* _STATED GOAL_
Each entry needs to be restated exactly as written.

* _MATERIAL PROVIDED_
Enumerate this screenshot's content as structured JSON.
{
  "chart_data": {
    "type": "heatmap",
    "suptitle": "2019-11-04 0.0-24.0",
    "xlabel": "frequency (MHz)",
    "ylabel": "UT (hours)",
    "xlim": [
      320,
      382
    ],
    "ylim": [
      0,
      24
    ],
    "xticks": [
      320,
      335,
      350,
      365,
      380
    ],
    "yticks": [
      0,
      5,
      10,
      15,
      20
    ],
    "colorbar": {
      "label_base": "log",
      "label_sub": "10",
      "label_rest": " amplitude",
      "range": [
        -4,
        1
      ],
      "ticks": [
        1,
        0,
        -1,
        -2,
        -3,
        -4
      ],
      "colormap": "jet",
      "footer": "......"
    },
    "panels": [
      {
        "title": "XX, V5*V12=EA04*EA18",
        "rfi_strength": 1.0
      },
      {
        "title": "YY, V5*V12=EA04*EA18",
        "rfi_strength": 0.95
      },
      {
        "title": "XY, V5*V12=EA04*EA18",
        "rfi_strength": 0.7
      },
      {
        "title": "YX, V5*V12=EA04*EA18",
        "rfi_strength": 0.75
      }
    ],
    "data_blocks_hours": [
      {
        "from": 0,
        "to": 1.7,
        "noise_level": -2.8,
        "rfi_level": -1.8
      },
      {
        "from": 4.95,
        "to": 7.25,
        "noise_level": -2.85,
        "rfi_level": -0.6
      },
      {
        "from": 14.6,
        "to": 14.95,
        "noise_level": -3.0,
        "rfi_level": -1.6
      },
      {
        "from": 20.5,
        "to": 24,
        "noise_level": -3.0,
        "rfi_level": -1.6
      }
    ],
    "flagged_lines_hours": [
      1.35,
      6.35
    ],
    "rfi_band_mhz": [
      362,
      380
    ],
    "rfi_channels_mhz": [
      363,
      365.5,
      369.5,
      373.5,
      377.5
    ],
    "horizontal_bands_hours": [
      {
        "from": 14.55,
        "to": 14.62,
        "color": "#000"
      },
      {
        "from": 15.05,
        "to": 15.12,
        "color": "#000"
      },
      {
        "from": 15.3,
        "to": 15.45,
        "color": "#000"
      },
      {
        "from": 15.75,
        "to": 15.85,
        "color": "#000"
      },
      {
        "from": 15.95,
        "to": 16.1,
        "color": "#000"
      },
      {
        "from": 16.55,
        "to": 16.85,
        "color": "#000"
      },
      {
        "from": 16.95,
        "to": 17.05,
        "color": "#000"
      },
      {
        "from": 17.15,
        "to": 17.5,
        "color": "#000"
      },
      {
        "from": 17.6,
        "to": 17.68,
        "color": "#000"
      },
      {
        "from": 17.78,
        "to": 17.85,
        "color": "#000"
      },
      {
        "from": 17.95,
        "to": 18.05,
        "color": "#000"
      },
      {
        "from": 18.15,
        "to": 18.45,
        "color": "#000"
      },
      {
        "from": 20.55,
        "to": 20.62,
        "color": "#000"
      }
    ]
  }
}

* _TASK ANSWER_
Enumerate this screenshot's content as structured JSON.
{
  "chart_data": {
    "type": "heatmap",
    "suptitle": "2019-11-04 0.0-24.0",
    "xlabel": "frequency (MHz)",
    "ylabel": "UT (hours)",
    "xlim": [
      320,
      382
    ],
    "ylim": [
      0,
      24
    ],
    "xticks": [
      320,
      335,
      350,
      365,
      380
    ],
    "yticks": [
      0,
      5,
      10,
      15,
      20
    ],
    "colorbar": {
      "label_base": "log",
      "label_sub": "10",
      "label_rest": " amplitude",
      "range": [
        -4,
        1
      ],
      "ticks": [
        1,
        0,
        -1,
        -2,
        -3,
        -4
      ],
      "colormap": "jet",
      "footer": "......"
    },
    "panels": [
      {
        "title": "XX, V5*V12=EA04*EA18",
        "rfi_strength": 1.0
      },
      {
        "title": "YY, V5*V12=EA04*EA18",
        "rfi_strength": 0.95
      },
      {
        "title": "XY, V5*V12=EA04*EA18",
        "rfi_strength": 0.7
      },
      {
        "title": "YX, V5*V12=EA04*EA18",
        "rfi_strength": 0.75
      }
    ],
    "data_blocks_hours": [
      {
        "from": 0,
        "to": 1.7,
        "noise_level": -2.8,
        "rfi_level": -1.8
      },
      {
        "from": 4.95,
        "to": 7.25,
        "noise_level": -2.85,
        "rfi_level": -0.6
      },
      {
        "from": 14.6,
        "to": 14.95,
        "noise_level": -3.0,
        "rfi_level": -1.6
      },
      {
        "from": 20.5,
        "to": 24,
        "noise_level": -3.0,
        "rfi_level": -1.6
      }
    ],
    "flagged_lines_hours": [
      1.35,
      6.35
    ],
    "rfi_band_mhz": [
      362,
      380
    ],
    "rfi_channels_mhz": [
      363,
      365.5,
      369.5,
      373.5,
      377.5
    ],
    "horizontal_bands_hours": [
      {
        "from": 14.55,
        "to": 14.62,
        "color": "#000"
      },
      {
        "from": 15.05,
        "to": 15.12,
        "color": "#000"
      },
      {
        "from": 15.3,
        "to": 15.45,
        "color": "#000"
      },
      {
        "from": 15.75,
        "to": 15.85,
        "color": "#000"
      },
      {
        "from": 15.95,
        "to": 16.1,
        "color": "#000"
      },
      {
        "from": 16.55,
        "to": 16.85,
        "color": "#000"
      },
      {
        "from": 16.95,
        "to": 17.05,
        "color": "#000"
      },
      {
        "from": 17.15,
        "to": 17.5,
        "color": "#000"
      },
      {
        "from": 17.6,
        "to": 17.68,
        "color": "#000"
      },
      {
        "from": 17.78,
        "to": 17.85,
        "color": "#000"
      },
      {
        "from": 17.95,
        "to": 18.05,
        "color": "#000"
      },
      {
        "from": 18.15,
        "to": 18.45,
        "color": "#000"
      },
      {
        "from": 20.55,
        "to": 20.62,
        "color": "#000"
      }
    ]
  }
}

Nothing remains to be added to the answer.